Task instructions. Extract every line below, verbatim.

[Items from a figure collection]

* Start *

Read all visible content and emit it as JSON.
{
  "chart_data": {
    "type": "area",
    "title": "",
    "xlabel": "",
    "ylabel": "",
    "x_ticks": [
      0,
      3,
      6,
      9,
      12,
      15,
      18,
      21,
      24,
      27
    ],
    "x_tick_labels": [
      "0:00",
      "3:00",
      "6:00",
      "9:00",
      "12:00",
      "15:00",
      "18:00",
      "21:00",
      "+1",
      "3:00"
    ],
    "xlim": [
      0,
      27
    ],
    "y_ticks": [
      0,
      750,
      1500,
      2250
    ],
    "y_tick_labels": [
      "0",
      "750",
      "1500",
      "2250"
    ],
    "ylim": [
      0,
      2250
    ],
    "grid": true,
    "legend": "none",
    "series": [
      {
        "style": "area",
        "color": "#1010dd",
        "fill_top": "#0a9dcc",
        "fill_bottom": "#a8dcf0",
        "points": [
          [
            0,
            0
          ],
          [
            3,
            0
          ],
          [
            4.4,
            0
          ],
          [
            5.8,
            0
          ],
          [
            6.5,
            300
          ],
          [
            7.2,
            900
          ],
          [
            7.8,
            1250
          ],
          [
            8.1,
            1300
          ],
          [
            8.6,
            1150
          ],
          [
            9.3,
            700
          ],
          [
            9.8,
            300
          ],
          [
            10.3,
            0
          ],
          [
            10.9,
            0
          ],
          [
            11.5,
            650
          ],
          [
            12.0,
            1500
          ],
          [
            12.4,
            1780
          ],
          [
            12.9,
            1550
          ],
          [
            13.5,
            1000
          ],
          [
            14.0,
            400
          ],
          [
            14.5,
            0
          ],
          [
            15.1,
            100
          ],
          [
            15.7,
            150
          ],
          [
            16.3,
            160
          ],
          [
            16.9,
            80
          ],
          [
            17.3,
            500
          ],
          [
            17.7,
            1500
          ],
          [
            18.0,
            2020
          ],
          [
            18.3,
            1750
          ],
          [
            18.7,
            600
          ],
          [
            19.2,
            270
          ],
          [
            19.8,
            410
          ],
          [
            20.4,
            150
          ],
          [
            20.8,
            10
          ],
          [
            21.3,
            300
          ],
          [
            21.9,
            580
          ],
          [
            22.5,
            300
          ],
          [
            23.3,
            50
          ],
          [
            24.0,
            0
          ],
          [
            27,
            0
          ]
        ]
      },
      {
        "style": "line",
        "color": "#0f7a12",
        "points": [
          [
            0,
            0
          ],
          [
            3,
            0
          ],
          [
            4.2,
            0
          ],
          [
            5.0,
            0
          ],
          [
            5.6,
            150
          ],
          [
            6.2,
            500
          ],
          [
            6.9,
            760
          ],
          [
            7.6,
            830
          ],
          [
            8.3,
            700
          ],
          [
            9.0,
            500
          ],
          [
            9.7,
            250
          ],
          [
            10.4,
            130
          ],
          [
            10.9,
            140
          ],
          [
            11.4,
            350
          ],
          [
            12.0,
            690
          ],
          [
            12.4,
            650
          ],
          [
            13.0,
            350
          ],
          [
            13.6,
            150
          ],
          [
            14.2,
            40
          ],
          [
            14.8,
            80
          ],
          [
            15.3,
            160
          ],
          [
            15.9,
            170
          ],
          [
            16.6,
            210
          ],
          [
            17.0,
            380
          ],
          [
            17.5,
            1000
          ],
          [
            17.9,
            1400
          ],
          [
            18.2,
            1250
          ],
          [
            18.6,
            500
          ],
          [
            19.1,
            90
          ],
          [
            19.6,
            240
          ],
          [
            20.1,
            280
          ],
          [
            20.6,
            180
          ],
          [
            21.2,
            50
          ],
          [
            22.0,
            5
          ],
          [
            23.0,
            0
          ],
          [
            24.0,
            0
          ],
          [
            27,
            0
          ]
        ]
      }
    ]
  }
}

* End *

Result of the exercise.
Read all visible content and emit it as JSON.
{
  "chart_data": {
    "type": "area",
    "title": "",
    "xlabel": "",
    "ylabel": "",
    "x_ticks": [
      0,
      3,
      6,
      9,
      12,
      15,
      18,
      21,
      24,
      27
    ],
    "x_tick_labels": [
      "0:00",
      "3:00",
      "6:00",
      "9:00",
      "12:00",
      "15:00",
      "18:00",
      "21:00",
      "+1",
      "3:00"
    ],
    "xlim": [
      0,
      27
    ],
    "y_ticks": [
      0,
      750,
      1500,
      2250
    ],
    "y_tick_labels": [
      "0",
      "750",
      "1500",
      "2250"
    ],
    "ylim": [
      0,
      2250
    ],
    "grid": true,
    "legend": "none",
    "series": [
      {
        "style": "area",
        "color": "#1010dd",
        "fill_top": "#0a9dcc",
        "fill_bottom": "#a8dcf0",
        "points": [
          [
            0,
            0
          ],
          [
            3,
            0
          ],
          [
            4.4,
            0
          ],
          [
            5.8,
            0
          ],
          [
            6.5,
            300
          ],
          [
            7.2,
            900
          ],
          [
            7.8,
            1250
          ],
          [
            8.1,
            1300
          ],
          [
            8.6,
            1150
          ],
          [
            9.3,
            700
          ],
          [
            9.8,
            300
          ],
          [
            10.3,
            0
          ],
          [
            10.9,
            0
          ],
          [
            11.5,
            650
          ],
          [
            12.0,
            1500
          ],
          [
            12.4,
            1780
          ],
          [
            12.9,
            1550
          ],
          [
            13.5,
            1000
          ],
          [
            14.0,
            400
          ],
          [
            14.5,
            0
          ],
          [
            15.1,
            100
          ],
          [
            15.7,
            150
          ],
          [
            16.3,
            160
          ],
          [
            16.9,
            80
          ],
          [
            17.3,
            500
          ],
          [
            17.7,
            1500
          ],
          [
            18.0,
            2020
          ],
          [
            18.3,
            1750
          ],
          [
            18.7,
            600
          ],
          [
            19.2,
            270
          ],
          [
            19.8,
            410
          ],
          [
            20.4,
            150
          ],
          [
            20.8,
            10
          ],
          [
            21.3,
            300
          ],
          [
            21.9,
            580
          ],
          [
            22.5,
            300
          ],
          [
            23.3,
            50
          ],
          [
            24.0,
            0
          ],
          [
            27,
            0
          ]
        ]
      },
      {
        "style": "line",
        "color": "#0f7a12",
        "points": [
          [
            0,
            0
          ],
          [
            3,
            0
          ],
          [
            4.2,
            0
          ],
          [
            5.0,
            0
          ],
          [
            5.6,
            150
          ],
          [
            6.2,
            500
          ],
          [
            6.9,
            760
          ],
          [
            7.6,
            830
          ],
          [
            8.3,
            700
          ],
          [
            9.0,
            500
          ],
          [
            9.7,
            250
          ],
          [
            10.4,
            130
          ],
          [
            10.9,
            140
          ],
          [
            11.4,
            350
          ],
          [
            12.0,
            690
          ],
          [
            12.4,
            650
          ],
          [
            13.0,
            350
          ],
          [
            13.6,
            150
          ],
          [
            14.2,
            40
          ],
          [
            14.8,
            80
          ],
          [
            15.3,
            160
          ],
          [
            15.9,
            170
          ],
          [
            16.6,
            210
          ],
          [
            17.0,
            380
          ],
          [
            17.5,
            1000
          ],
          [
            17.9,
            1400
          ],
          [
            18.2,
            1250
          ],
          [
            18.6,
            500
          ],
          [
            19.1,
            90
          ],
          [
            19.6,
            240
          ],
          [
            20.1,
            280
          ],
          [
            20.6,
            180
          ],
          [
            21.2,
            50
          ],
          [
            22.0,
            5
          ],
          [
            23.0,
            0
          ],
          [
            24.0,
            0
          ],
          [
            27,
            0
          ]
        ]
      }
    ]
  }
}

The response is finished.